→ Extracted text:
This is my first post - after reading many interesting posts and answers.
First of all, I think this is a great forum where I see lots of DIYers not only buidling, but also helping each others. A great place to be.
I'm kind of novice to this hobby. I plan my first project, using WinIsd. It works fine, but one thing is not clear for me. When I get the result for a ported box, should I add the volume of the reflex tube to the calculated enclosure volume, or it is already taken into consideration by the program?
Thank you in advance.
Zoltan
First of all, I think this is a great forum where I see lots of DIYers not only buidling, but also helping each others. A great place to be.
I'm kind of novice to this hobby. I plan my first project, using WinIsd. It works fine, but one thing is not clear for me. When I get the result for a ported box, should I add the volume of the reflex tube to the calculated enclosure volume, or it is already taken into consideration by the program?

→ Problems to solve:
1. Extract the passage of the forum post on ported box volume between "This is my first" and "you in advance.", inclusive.
2. In the forum post on ported box volume, which program does the writer use to plan the first project?
3. Carry on the forum post on ported box volume from the point where it stops.

→ Data section:
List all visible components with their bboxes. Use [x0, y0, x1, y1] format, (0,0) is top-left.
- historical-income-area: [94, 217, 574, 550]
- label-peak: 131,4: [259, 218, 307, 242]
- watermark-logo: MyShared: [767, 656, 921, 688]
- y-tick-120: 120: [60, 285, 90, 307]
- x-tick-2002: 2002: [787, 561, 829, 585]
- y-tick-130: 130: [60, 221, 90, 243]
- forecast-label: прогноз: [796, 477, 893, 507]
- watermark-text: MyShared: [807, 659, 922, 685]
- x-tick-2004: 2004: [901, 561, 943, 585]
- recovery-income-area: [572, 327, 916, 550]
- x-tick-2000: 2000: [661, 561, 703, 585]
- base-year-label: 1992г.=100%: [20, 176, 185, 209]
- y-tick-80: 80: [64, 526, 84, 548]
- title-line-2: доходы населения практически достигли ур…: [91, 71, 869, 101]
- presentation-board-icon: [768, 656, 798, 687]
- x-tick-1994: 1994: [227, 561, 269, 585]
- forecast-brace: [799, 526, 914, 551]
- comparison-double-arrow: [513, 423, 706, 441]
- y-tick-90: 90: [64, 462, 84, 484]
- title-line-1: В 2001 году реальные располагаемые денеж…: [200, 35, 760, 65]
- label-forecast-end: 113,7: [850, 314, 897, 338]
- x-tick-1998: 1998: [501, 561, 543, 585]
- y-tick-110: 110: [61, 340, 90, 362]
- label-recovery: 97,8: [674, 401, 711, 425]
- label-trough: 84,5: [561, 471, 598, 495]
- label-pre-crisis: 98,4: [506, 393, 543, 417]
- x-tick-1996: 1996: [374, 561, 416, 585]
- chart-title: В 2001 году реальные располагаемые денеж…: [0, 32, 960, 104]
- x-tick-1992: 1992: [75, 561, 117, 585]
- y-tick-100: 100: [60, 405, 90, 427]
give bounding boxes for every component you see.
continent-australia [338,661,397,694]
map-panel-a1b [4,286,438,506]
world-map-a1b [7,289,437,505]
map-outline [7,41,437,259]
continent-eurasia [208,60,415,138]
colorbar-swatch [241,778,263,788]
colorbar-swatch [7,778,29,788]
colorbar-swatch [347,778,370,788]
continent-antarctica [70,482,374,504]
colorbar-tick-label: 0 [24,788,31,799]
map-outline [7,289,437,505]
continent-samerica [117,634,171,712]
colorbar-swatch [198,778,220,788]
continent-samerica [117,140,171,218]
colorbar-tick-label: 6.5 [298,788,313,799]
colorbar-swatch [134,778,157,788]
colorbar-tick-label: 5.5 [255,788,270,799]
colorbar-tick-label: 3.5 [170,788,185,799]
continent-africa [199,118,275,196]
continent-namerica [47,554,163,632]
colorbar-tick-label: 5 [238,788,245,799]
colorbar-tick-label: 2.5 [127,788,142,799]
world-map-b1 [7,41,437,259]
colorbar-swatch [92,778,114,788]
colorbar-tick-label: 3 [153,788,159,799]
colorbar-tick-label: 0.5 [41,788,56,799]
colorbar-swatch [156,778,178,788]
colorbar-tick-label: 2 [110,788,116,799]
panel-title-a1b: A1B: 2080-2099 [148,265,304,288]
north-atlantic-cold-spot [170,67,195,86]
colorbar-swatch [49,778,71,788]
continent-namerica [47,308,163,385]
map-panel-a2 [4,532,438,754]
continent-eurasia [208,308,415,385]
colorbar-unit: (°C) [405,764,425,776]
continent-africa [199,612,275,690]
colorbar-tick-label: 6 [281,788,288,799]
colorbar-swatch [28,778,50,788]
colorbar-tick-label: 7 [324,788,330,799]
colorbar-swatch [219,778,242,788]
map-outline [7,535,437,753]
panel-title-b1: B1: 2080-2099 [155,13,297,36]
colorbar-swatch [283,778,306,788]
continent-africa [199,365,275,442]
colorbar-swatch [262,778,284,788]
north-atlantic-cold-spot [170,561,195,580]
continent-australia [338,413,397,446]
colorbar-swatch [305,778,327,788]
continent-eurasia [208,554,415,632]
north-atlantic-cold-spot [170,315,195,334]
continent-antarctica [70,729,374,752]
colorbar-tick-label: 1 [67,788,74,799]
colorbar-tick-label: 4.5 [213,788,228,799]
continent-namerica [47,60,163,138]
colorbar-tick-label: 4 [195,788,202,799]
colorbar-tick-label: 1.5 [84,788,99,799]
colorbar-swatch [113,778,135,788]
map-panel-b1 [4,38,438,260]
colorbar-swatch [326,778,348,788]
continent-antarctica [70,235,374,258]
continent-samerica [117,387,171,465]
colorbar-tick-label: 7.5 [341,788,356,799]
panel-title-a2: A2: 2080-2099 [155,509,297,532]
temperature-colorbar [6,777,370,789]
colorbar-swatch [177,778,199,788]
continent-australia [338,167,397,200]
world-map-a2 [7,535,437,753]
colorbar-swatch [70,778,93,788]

→ Exercise results:
1.
This is my first post - after reading many interesting posts and answers.
First of all, I think this is a great forum where I see lots of DIYers not only buidling, but also helping each others. A great place to be.
I'm kind of novice to this hobby. I plan my first project, using WinIsd. It works fine, but one thing is not clear for me. When I get the result for a ported box, should I add the volume of the reflex tube to the calculated enclosure volume, or it is already taken into consideration by the program?
Thank you in advance.

2. WinIsd

3.
Thank you in advance.
Zoltan
No. You have to subtract it from the volume. The program can't know if the port is inside or outside of the box or how much volume the port takes up, it depends on the wall size too (made out of MDF etc.). With a simple r5x10cm plastic tube it usually doesn't matter at all if you are subtracting it at all, but for extreme cases (very small enc.or very deep tuning at high mass/very compact subs i.e.) the port and its walls can make a huge difference.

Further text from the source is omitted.